DIRECTION:
Copy all lines below containing "content".
+ + + + +
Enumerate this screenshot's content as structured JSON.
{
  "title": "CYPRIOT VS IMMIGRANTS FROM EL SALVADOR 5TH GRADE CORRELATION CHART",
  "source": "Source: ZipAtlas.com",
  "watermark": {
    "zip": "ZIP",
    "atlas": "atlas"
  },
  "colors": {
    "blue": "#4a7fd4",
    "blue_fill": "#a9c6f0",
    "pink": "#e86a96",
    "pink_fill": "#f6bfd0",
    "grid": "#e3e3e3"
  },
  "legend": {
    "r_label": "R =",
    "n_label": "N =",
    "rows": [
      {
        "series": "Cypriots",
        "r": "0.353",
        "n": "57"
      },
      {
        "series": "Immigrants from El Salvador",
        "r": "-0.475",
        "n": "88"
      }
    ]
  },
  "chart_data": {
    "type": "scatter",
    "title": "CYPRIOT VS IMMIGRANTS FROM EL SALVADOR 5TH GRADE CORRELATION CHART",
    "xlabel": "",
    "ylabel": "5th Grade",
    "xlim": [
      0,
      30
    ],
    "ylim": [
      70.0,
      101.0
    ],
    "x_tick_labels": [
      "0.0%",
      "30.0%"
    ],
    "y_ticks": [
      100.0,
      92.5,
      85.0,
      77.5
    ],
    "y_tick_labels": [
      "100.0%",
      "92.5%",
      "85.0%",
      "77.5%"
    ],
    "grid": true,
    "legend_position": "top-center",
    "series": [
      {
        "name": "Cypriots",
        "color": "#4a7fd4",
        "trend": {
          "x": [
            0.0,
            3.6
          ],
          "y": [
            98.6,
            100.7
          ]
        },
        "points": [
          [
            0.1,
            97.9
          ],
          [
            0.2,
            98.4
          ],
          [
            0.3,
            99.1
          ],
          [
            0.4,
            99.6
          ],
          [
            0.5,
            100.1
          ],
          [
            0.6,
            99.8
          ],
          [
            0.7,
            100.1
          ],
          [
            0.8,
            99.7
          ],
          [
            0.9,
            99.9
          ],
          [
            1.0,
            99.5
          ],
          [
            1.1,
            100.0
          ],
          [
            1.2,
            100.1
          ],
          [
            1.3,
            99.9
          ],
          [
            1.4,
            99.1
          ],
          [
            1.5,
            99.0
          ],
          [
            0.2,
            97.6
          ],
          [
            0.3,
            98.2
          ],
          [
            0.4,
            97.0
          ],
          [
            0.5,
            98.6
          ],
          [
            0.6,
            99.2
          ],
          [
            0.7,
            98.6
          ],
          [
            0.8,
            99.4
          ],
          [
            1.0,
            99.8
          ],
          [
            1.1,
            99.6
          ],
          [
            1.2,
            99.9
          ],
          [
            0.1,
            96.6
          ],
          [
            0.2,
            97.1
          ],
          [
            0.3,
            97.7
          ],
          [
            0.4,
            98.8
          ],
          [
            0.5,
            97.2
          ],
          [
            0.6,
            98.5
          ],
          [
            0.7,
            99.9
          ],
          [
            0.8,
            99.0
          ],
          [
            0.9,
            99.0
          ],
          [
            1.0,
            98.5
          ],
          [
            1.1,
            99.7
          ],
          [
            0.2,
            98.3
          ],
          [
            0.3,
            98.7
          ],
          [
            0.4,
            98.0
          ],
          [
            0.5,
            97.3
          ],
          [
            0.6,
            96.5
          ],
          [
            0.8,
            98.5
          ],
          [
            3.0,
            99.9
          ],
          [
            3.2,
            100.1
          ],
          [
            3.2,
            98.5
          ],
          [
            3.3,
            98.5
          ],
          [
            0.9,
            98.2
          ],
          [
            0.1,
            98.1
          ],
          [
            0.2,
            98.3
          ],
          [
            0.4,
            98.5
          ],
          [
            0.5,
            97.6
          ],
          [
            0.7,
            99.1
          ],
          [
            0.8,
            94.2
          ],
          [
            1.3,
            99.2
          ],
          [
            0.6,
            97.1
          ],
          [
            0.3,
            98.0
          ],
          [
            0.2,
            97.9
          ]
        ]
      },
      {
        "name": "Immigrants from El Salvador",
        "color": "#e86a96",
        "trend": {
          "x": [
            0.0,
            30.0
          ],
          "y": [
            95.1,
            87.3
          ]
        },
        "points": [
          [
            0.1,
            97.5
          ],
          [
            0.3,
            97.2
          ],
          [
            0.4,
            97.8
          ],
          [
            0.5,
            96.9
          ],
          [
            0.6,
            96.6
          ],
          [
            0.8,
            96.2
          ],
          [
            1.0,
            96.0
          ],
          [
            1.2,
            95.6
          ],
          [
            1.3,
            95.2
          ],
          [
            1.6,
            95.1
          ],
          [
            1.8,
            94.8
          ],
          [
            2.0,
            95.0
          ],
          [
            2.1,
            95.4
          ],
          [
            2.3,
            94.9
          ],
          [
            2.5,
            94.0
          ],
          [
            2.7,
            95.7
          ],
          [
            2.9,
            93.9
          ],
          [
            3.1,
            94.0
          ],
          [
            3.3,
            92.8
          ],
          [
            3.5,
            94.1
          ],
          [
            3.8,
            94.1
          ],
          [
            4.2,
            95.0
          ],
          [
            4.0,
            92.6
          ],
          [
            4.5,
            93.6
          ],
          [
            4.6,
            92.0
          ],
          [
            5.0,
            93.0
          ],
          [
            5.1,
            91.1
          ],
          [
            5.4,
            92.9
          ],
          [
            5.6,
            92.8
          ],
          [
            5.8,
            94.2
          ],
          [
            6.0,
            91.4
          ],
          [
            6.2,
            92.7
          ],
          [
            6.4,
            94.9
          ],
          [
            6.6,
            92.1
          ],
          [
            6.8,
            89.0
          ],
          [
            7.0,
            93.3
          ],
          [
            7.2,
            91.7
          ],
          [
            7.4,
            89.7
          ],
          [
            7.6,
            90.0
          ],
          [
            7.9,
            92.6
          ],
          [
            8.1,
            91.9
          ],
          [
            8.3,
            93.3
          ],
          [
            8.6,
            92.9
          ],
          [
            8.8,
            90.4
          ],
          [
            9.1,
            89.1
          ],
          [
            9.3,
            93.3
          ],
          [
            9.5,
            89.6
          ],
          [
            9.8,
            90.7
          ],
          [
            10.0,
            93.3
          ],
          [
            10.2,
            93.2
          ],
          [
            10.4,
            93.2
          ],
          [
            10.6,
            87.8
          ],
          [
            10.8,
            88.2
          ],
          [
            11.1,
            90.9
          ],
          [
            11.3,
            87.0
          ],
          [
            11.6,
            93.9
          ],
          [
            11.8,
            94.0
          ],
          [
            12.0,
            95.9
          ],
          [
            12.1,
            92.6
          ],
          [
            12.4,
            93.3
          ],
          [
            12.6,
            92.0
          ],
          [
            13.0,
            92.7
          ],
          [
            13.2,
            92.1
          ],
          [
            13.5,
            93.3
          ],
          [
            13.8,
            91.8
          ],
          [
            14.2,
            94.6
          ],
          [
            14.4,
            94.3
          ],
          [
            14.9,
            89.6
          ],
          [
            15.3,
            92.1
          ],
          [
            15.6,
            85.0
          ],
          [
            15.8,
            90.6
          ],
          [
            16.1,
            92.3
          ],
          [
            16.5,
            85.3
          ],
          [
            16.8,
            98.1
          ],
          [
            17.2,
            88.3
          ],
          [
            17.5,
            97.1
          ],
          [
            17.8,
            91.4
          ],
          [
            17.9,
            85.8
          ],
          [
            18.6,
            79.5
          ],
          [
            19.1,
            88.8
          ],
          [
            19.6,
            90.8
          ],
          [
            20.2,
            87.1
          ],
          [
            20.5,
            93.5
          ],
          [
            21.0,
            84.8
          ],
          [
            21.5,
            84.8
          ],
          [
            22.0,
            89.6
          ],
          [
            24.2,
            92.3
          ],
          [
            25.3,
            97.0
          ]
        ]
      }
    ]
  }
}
+ + + + +
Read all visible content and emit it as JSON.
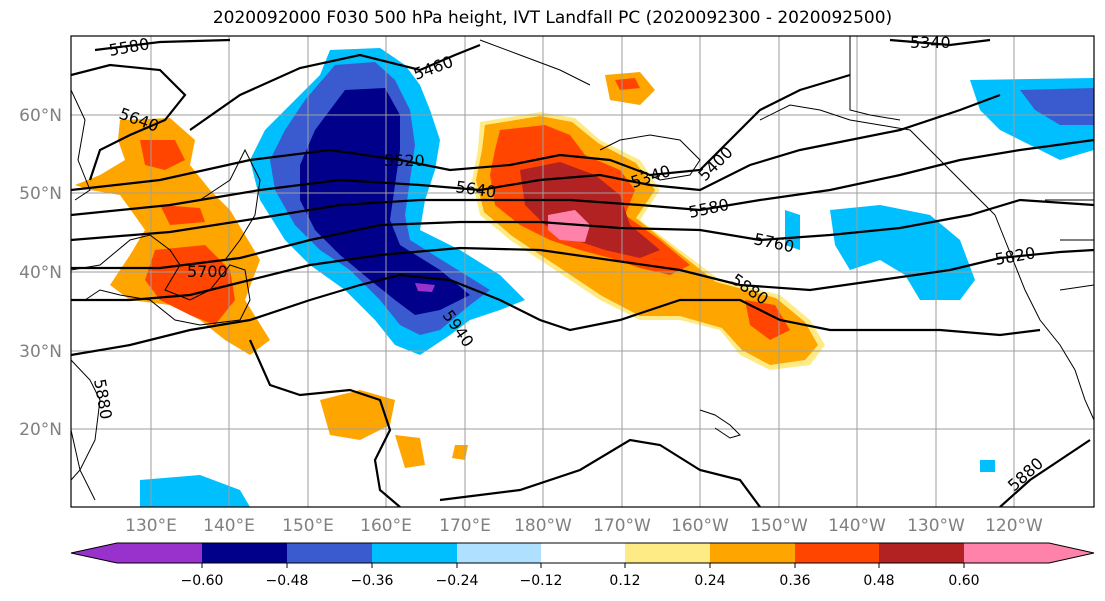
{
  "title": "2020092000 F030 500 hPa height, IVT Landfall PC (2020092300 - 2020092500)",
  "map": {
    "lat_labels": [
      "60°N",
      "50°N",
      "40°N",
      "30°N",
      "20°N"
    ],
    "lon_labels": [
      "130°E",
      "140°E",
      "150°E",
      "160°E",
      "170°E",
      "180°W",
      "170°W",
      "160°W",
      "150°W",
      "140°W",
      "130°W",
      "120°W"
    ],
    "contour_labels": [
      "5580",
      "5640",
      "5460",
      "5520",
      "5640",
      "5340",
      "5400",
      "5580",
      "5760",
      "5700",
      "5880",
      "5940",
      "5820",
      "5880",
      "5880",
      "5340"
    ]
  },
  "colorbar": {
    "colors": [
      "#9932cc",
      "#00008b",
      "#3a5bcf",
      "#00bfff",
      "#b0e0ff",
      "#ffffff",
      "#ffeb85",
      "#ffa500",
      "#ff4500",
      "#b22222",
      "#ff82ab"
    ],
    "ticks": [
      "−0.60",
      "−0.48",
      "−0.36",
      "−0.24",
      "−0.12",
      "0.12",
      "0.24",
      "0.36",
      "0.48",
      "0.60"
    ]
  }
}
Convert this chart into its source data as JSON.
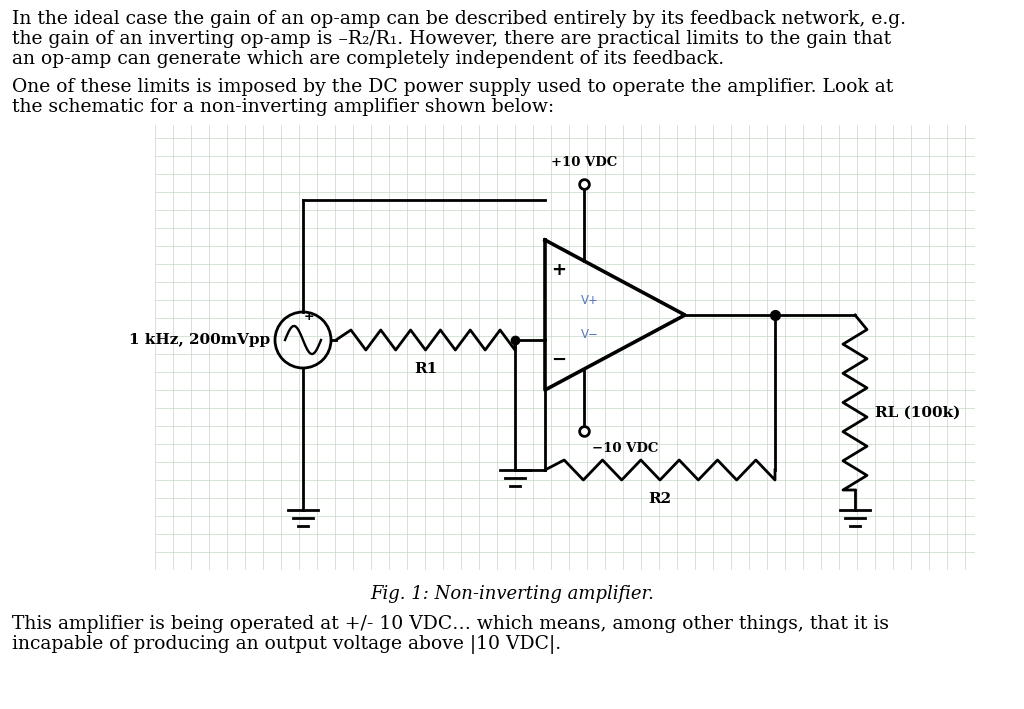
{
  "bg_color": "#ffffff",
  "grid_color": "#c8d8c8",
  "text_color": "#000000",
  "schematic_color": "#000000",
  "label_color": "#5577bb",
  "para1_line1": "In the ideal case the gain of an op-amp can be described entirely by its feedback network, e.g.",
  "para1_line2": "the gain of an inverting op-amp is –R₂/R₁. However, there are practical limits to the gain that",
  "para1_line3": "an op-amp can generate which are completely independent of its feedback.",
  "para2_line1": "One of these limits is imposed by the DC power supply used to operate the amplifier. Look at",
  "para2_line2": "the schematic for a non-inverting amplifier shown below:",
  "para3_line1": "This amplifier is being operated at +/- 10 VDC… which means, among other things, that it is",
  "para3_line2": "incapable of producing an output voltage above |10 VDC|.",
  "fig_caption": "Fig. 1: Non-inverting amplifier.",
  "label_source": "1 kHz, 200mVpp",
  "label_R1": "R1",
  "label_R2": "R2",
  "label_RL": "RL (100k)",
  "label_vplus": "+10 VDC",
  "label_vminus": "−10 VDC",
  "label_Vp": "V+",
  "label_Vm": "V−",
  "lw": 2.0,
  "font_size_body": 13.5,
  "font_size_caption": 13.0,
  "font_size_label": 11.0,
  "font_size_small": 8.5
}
+ + + + +
ANSWER TO THE TASK:
Enumerate this screenshot's content as structured JSON.
Read all visible content and emit it as JSON.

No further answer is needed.